* **Exercise**
Your task is to copy every line of the entries that contains "category".

* **Supplied data**
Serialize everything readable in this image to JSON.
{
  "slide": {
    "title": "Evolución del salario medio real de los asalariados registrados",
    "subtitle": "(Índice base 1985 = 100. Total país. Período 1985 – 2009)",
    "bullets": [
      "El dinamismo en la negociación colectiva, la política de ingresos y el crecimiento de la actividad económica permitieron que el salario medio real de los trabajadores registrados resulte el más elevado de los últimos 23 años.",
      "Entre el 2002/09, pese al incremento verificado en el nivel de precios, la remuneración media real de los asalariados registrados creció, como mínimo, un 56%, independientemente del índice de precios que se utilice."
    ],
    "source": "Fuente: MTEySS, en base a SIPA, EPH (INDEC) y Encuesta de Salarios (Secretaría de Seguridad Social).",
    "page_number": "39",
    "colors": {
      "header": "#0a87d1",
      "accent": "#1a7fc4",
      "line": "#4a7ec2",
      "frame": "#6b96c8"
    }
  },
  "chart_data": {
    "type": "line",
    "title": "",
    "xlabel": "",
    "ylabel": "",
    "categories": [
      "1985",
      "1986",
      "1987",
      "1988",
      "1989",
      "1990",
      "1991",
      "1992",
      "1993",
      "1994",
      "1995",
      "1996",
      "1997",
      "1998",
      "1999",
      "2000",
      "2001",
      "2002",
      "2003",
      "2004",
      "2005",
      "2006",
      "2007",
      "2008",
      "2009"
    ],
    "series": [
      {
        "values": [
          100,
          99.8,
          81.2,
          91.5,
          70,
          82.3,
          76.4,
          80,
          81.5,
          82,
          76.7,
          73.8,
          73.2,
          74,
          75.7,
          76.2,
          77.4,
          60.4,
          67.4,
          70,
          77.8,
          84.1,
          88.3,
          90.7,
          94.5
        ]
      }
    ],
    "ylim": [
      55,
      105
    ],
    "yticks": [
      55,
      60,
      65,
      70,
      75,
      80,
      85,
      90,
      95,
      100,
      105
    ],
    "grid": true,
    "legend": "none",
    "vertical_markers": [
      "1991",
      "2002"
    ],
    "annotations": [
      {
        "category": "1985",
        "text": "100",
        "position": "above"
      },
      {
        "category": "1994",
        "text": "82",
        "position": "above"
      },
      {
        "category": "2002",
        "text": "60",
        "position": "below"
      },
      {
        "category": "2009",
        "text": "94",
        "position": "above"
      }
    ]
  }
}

* **Problem solution**
        "category": "1985",
        "category": "1994",
        "category": "2002",
        "category": "2009",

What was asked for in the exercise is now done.